● **Goal**
Search the records below for the word "type". Pull out each line that has it.

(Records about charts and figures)
○ ○ ○

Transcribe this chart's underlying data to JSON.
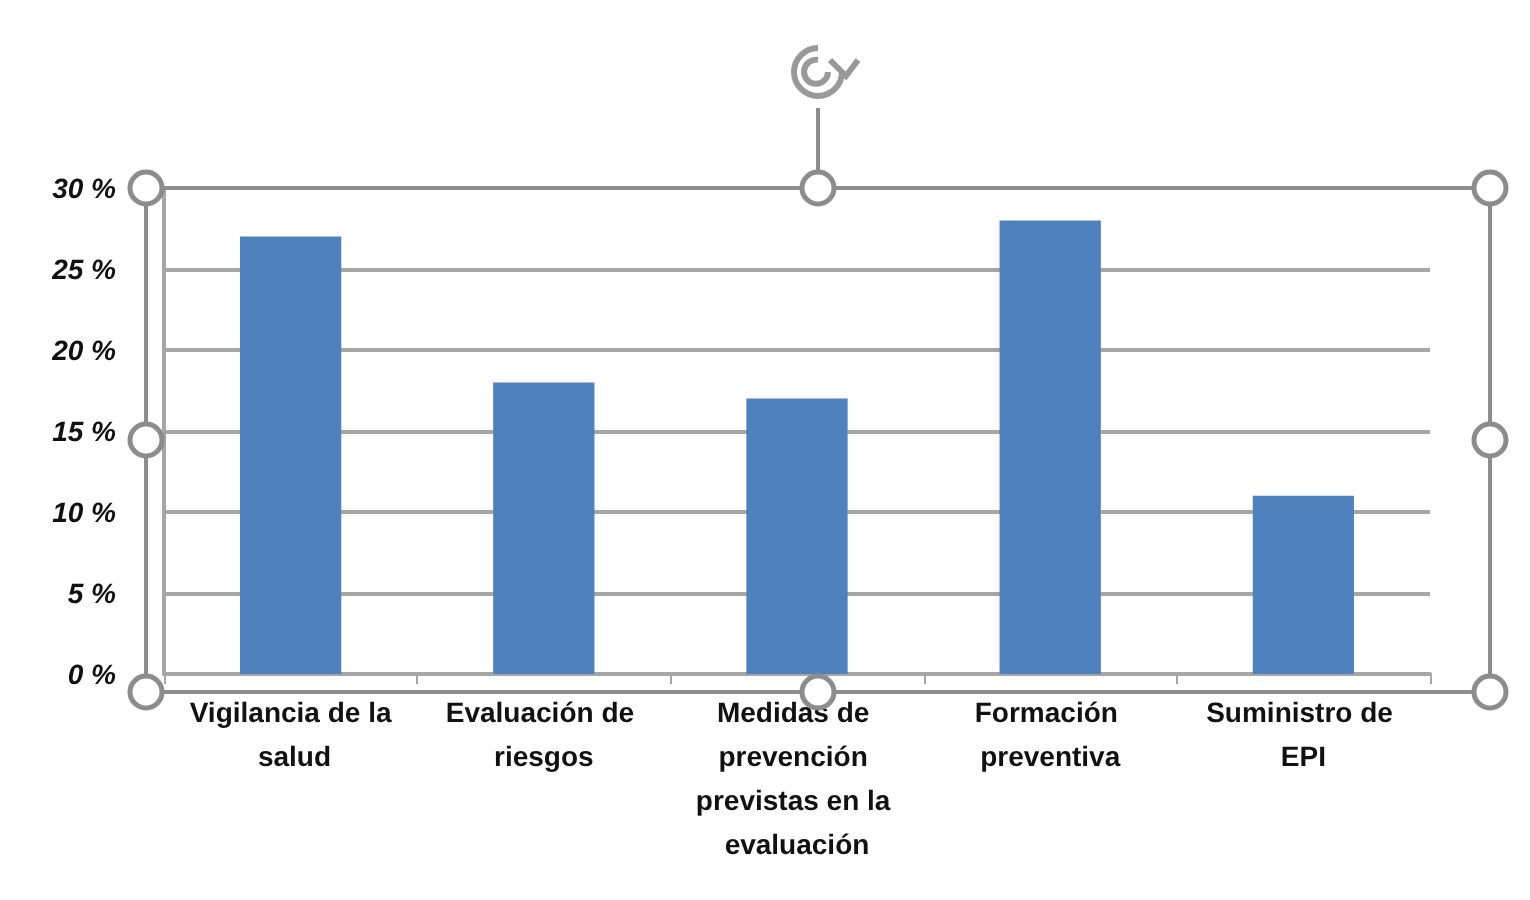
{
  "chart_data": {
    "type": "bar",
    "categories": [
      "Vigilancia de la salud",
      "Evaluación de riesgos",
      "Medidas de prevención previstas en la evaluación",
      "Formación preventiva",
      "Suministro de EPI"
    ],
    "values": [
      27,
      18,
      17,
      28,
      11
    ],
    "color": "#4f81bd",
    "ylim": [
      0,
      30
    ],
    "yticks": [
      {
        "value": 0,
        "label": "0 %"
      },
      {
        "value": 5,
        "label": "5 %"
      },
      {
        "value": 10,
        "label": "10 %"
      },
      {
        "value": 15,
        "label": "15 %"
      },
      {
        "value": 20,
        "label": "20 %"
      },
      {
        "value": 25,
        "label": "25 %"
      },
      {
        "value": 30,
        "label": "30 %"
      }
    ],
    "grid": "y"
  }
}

○ ○ ○

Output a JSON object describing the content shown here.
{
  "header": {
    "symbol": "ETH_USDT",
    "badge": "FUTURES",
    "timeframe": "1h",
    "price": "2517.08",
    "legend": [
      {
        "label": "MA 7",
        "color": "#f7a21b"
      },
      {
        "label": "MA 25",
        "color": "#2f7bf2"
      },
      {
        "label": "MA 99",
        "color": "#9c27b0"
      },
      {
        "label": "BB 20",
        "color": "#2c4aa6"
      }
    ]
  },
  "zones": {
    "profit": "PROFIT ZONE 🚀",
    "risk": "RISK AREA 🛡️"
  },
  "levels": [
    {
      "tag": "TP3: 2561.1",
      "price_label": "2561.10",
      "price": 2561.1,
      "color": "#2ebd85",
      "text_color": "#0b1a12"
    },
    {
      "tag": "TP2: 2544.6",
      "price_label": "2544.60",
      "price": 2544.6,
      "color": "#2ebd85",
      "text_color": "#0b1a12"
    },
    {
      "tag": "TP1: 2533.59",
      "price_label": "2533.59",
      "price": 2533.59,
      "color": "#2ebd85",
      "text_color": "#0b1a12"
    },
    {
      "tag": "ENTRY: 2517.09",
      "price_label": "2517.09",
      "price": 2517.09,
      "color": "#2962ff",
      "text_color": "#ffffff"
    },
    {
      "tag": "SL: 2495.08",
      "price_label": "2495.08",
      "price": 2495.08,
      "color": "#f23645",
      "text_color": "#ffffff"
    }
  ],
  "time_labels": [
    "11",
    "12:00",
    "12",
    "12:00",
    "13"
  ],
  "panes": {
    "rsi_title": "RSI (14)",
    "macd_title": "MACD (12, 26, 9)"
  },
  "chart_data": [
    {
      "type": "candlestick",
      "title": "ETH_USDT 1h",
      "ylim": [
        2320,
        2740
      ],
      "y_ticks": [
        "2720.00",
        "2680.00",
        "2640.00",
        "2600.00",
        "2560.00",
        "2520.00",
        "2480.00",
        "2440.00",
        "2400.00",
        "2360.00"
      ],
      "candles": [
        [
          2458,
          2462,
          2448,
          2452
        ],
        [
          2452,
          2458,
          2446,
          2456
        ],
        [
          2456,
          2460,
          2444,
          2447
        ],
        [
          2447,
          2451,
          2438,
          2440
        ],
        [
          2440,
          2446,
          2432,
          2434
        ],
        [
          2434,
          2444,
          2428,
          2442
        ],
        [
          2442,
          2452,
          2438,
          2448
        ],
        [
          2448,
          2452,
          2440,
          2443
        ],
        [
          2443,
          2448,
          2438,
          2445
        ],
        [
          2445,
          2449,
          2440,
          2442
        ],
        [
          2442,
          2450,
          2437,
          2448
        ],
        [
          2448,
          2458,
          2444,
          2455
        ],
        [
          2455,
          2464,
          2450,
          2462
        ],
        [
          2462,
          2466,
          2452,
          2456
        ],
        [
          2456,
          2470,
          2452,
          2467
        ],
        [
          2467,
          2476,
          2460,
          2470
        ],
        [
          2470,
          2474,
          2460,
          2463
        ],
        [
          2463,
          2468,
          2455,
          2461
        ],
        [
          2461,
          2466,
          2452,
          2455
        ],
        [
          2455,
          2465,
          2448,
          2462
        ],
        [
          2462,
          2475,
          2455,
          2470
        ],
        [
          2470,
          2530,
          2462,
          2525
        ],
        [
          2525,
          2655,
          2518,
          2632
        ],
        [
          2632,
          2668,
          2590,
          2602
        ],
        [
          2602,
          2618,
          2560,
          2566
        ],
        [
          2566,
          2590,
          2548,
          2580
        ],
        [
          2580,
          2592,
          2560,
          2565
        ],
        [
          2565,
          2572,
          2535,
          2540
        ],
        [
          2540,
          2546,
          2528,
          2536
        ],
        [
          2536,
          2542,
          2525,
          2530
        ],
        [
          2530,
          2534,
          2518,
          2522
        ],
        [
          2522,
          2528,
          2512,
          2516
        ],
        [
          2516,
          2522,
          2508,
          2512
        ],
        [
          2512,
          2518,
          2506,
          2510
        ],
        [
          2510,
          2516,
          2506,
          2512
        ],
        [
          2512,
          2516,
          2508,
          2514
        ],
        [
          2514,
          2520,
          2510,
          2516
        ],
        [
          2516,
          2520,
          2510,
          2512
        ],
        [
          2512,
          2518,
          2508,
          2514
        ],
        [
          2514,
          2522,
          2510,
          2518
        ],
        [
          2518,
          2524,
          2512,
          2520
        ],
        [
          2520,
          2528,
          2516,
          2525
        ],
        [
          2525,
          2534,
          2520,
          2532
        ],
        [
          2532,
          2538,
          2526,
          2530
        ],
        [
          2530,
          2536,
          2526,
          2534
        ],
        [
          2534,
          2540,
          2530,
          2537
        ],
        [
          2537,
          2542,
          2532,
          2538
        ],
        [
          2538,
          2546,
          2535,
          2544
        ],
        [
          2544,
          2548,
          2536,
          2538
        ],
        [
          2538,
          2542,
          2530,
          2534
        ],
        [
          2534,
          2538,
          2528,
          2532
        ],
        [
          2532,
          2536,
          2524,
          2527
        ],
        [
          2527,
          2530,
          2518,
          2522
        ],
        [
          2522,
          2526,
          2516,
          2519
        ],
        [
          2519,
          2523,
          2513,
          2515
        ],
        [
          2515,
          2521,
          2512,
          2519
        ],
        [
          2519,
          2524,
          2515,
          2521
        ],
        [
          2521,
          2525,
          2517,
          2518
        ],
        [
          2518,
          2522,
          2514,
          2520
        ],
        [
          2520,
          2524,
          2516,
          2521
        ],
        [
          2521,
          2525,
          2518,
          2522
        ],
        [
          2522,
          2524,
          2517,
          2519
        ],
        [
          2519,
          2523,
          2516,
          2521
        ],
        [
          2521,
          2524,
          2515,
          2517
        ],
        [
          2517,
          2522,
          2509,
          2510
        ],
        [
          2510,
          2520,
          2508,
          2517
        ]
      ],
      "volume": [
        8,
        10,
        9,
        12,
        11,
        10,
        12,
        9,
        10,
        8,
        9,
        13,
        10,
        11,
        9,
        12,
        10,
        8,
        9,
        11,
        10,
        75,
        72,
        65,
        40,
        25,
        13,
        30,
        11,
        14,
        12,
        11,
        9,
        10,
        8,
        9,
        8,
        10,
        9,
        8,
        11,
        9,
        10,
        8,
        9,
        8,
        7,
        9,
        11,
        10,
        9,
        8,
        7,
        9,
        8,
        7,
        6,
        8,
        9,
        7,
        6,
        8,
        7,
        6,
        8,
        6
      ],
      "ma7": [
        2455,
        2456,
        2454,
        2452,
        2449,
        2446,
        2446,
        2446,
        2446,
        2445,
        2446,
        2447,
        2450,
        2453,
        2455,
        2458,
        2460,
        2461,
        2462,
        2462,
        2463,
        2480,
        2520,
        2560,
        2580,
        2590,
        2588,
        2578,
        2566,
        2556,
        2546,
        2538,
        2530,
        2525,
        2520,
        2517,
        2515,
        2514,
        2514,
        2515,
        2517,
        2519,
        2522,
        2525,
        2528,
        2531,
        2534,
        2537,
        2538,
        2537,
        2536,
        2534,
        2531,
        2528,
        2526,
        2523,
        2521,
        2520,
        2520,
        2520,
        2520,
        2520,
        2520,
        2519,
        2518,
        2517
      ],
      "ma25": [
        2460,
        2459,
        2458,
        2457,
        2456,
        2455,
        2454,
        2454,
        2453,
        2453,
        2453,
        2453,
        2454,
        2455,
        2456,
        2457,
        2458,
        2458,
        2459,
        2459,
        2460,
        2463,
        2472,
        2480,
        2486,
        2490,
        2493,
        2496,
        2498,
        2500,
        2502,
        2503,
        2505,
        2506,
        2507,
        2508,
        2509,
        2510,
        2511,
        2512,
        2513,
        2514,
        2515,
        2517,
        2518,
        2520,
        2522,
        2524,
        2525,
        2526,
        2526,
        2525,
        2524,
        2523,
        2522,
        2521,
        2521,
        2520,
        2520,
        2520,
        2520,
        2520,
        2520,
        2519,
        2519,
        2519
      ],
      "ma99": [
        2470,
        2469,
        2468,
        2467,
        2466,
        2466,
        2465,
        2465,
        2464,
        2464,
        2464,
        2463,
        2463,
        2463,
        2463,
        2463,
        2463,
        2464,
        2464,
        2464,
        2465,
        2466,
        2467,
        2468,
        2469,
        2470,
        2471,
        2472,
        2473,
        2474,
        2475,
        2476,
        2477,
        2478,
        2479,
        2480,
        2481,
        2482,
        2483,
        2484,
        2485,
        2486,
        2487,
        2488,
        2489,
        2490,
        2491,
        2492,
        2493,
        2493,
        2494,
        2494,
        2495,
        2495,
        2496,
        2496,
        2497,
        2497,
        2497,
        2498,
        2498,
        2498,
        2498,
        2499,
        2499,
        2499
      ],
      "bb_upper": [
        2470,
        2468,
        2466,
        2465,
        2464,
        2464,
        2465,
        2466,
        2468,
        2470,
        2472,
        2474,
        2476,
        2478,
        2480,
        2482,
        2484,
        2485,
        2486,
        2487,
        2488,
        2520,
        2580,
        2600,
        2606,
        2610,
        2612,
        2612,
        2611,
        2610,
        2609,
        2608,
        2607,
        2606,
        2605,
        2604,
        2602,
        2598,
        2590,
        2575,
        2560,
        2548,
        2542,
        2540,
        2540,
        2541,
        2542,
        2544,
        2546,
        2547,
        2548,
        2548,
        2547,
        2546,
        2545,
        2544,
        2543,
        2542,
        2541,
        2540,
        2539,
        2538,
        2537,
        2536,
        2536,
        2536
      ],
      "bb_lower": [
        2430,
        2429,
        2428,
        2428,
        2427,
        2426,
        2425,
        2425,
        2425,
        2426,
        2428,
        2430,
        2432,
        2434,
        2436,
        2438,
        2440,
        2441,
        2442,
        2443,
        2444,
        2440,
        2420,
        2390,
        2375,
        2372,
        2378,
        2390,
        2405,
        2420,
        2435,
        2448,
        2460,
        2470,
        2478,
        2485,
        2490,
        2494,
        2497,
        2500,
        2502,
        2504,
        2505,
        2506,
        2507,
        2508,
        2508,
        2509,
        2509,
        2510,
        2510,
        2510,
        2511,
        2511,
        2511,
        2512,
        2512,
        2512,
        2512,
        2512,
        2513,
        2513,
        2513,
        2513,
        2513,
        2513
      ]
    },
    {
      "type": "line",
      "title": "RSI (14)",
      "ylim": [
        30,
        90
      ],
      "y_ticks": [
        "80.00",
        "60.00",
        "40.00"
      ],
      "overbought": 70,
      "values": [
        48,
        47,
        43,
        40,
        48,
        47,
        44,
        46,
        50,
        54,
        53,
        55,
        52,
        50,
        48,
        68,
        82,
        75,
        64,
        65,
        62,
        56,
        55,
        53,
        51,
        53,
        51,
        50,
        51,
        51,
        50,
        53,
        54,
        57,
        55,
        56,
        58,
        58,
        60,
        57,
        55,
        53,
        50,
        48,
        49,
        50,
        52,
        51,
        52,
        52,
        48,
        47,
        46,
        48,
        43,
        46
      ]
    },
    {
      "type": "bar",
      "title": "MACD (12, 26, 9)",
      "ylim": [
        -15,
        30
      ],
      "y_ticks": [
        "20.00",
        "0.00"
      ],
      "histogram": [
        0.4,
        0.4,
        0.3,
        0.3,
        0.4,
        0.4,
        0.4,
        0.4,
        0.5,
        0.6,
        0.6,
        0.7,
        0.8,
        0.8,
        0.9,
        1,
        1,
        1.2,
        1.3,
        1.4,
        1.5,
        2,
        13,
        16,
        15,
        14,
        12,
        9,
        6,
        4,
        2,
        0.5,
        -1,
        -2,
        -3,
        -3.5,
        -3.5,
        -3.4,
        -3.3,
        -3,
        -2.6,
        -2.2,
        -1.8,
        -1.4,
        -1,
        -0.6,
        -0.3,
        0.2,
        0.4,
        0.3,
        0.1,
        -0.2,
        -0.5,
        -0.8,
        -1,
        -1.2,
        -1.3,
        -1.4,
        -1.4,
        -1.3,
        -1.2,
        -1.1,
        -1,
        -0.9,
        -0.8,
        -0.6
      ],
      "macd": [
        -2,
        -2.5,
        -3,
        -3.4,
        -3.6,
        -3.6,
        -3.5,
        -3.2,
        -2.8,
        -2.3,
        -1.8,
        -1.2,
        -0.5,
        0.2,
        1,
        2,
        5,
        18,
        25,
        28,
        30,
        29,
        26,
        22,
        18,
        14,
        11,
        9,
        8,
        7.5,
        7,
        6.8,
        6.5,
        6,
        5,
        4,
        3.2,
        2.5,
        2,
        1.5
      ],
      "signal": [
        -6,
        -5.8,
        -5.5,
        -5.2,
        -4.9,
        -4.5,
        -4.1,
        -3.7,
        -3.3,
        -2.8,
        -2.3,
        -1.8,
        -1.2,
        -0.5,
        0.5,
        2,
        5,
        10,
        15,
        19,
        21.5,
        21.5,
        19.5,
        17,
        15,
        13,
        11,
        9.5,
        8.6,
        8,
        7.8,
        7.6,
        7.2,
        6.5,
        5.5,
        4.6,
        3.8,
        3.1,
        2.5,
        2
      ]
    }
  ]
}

○ ○ ○

● **Final result**
    "type": "bar",
      "type": "candlestick",
      "type": "line",
      "type": "bar",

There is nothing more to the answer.